GOAL — Copy the material from its start through the line containing "For every button, label, input, icon, or", inclusive, with "plot-frame" swapped for "plot-border" and nothing else changed. Leave the pictures out.
--- Begin ---
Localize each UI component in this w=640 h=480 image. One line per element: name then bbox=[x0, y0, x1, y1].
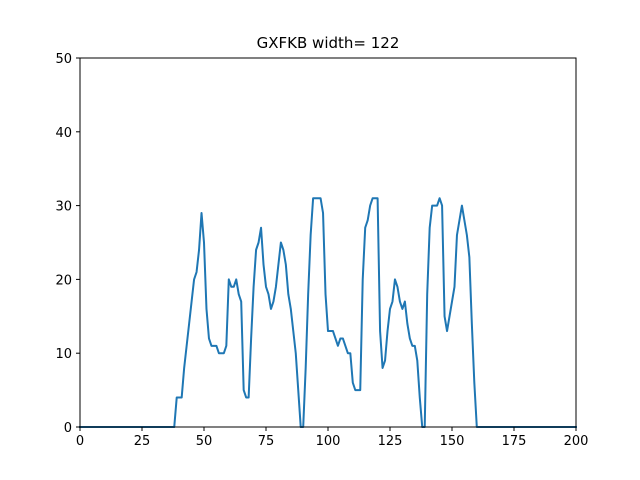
x-tick-label: 200 bbox=[564, 434, 589, 449]
y-tick-label: 40 bbox=[55, 126, 72, 141]
y-tick-label: 0 bbox=[64, 421, 72, 436]
y-tick-label: 20 bbox=[55, 273, 72, 288]
x-tick-label: 25 bbox=[134, 434, 151, 449]
series-line-0 bbox=[79, 197, 577, 428]
y-axis: 0 10 20 30 40 50 bbox=[55, 52, 80, 436]
x-axis: 0 25 50 75 100 125 150 175 200 bbox=[76, 427, 589, 449]
y-tick-label: 30 bbox=[55, 200, 72, 215]
x-tick-label: 75 bbox=[258, 434, 275, 449]
y-tick-label: 50 bbox=[55, 52, 72, 67]
chart-title: GXFKB width= 122 bbox=[257, 34, 400, 52]
x-tick-label: 150 bbox=[440, 434, 465, 449]
x-tick-label: 175 bbox=[502, 434, 527, 449]
x-tick-label: 125 bbox=[378, 434, 403, 449]
x-tick-label: 100 bbox=[316, 434, 341, 449]
plot-frame bbox=[79, 57, 577, 428]
x-tick-label: 0 bbox=[76, 434, 84, 449]
x-tick-label: 50 bbox=[196, 434, 213, 449]
y-tick-label: 10 bbox=[55, 347, 72, 362]
plot-area bbox=[79, 197, 577, 428]
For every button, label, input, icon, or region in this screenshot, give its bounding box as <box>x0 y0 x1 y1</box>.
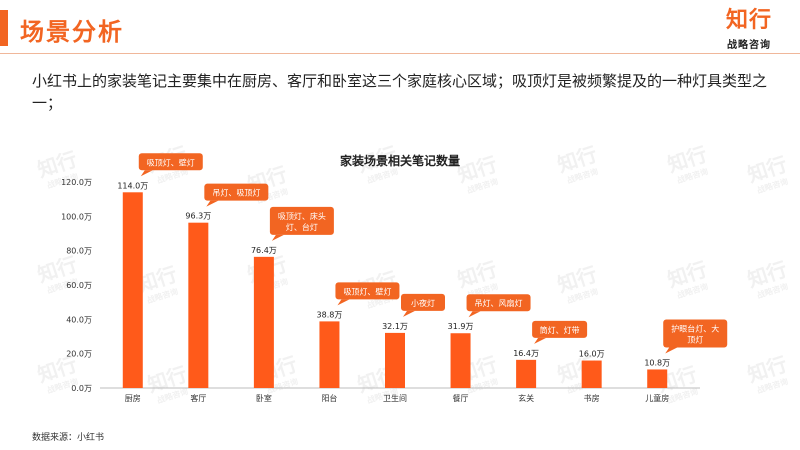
annotation-text: 吊灯、风扇灯 <box>475 298 523 308</box>
data-label: 16.4万 <box>513 349 539 358</box>
annotation-text: 吸顶灯、床头 <box>278 211 326 221</box>
bar <box>581 360 602 388</box>
annotation-pointer <box>140 170 153 177</box>
annotation-box <box>532 320 588 338</box>
title-accent-bar <box>0 10 8 46</box>
bar <box>647 369 668 388</box>
bar <box>385 332 405 388</box>
annotation-pointer <box>206 200 219 207</box>
y-tick-label: 80.0万 <box>66 247 92 256</box>
x-tick-label: 书房 <box>584 393 600 403</box>
annotation-box <box>335 282 400 300</box>
data-label: 31.9万 <box>448 322 474 331</box>
data-source: 数据来源：小红书 <box>32 433 105 443</box>
x-tick-label: 餐厅 <box>453 394 469 403</box>
annotation-box <box>466 294 531 312</box>
annotation-pointer <box>534 337 547 344</box>
data-label: 38.8万 <box>317 310 343 319</box>
annotation-pointer <box>468 311 481 318</box>
description-text: 小红书上的家装笔记主要集中在厨房、客厅和卧室这三个家庭核心区域；吸顶灯是被频繁提… <box>32 72 768 112</box>
data-label: 10.8万 <box>644 358 670 367</box>
bar <box>188 222 209 388</box>
annotation-text: 顶灯 <box>687 334 703 344</box>
x-tick-label: 卫生间 <box>383 393 407 403</box>
annotation-text: 灯、台灯 <box>286 222 318 232</box>
data-label: 114.0万 <box>117 181 148 190</box>
x-tick-label: 厨房 <box>125 393 141 403</box>
data-label: 96.3万 <box>185 212 211 221</box>
bar <box>122 192 143 388</box>
annotation-box <box>204 183 269 201</box>
bar <box>253 256 274 388</box>
annotation-pointer <box>665 347 678 354</box>
y-tick-label: 40.0万 <box>66 315 92 324</box>
annotation-text: 小夜灯 <box>411 298 435 308</box>
annotation-box <box>663 319 728 348</box>
y-tick-label: 60.0万 <box>66 281 92 290</box>
x-tick-label: 卧室 <box>256 393 272 403</box>
x-tick-label: 儿童房 <box>645 393 669 403</box>
annotation-text: 护眼台灯、大 <box>671 323 719 333</box>
annotation-box <box>269 206 334 235</box>
page-title: 场景分析 <box>20 18 124 46</box>
bar <box>319 321 340 388</box>
annotation-text: 吸顶灯、壁灯 <box>147 157 195 167</box>
annotation-pointer <box>337 299 350 306</box>
bar <box>516 359 537 388</box>
annotation-text: 筒灯、灯带 <box>540 325 580 335</box>
y-tick-label: 20.0万 <box>66 350 92 359</box>
logo-main-text: 知行 <box>725 8 772 33</box>
chart-title: 家装场景相关笔记数量 <box>340 153 460 168</box>
bar <box>450 333 471 388</box>
annotation-box <box>401 293 445 311</box>
y-tick-label: 100.0万 <box>61 212 92 221</box>
header-divider <box>0 53 800 54</box>
logo-sub-text: 战略咨询 <box>726 40 771 51</box>
annotation-box <box>138 153 203 171</box>
annotation-text: 吸顶灯、壁灯 <box>343 286 391 296</box>
annotation-pointer <box>403 310 415 317</box>
x-tick-label: 玄关 <box>518 393 534 403</box>
data-label: 16.0万 <box>579 350 605 359</box>
data-label: 76.4万 <box>251 246 277 255</box>
annotation-text: 吊灯、吸顶灯 <box>212 188 260 198</box>
y-tick-label: 0.0万 <box>71 384 92 393</box>
x-tick-label: 客厅 <box>190 393 206 403</box>
y-tick-label: 120.0万 <box>61 178 92 187</box>
data-label: 32.1万 <box>382 322 408 331</box>
annotation-pointer <box>271 234 284 241</box>
x-tick-label: 阳台 <box>321 393 337 403</box>
brand-logo: 知行 战略咨询 <box>726 8 772 51</box>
--- End ---
TASK RESPONSE —
Localize each UI component in this w=640 h=480 image. One line per element: name then bbox=[x0, y0, x1, y1].
x-tick-label: 200 bbox=[564, 434, 589, 449]
y-tick-label: 40 bbox=[55, 126, 72, 141]
y-tick-label: 0 bbox=[64, 421, 72, 436]
y-tick-label: 20 bbox=[55, 273, 72, 288]
x-tick-label: 25 bbox=[134, 434, 151, 449]
series-line-0 bbox=[79, 197, 577, 428]
y-axis: 0 10 20 30 40 50 bbox=[55, 52, 80, 436]
x-axis: 0 25 50 75 100 125 150 175 200 bbox=[76, 427, 589, 449]
y-tick-label: 30 bbox=[55, 200, 72, 215]
x-tick-label: 75 bbox=[258, 434, 275, 449]
y-tick-label: 50 bbox=[55, 52, 72, 67]
chart-title: GXFKB width= 122 bbox=[257, 34, 400, 52]
x-tick-label: 150 bbox=[440, 434, 465, 449]
x-tick-label: 175 bbox=[502, 434, 527, 449]
x-tick-label: 125 bbox=[378, 434, 403, 449]
x-tick-label: 100 bbox=[316, 434, 341, 449]
plot-border bbox=[79, 57, 577, 428]
x-tick-label: 0 bbox=[76, 434, 84, 449]
x-tick-label: 50 bbox=[196, 434, 213, 449]
y-tick-label: 10 bbox=[55, 347, 72, 362]
plot-area bbox=[79, 197, 577, 428]
For every button, label, input, icon, or region in this screenshot, give its bounding box as <box>x0 y0 x1 y1</box>.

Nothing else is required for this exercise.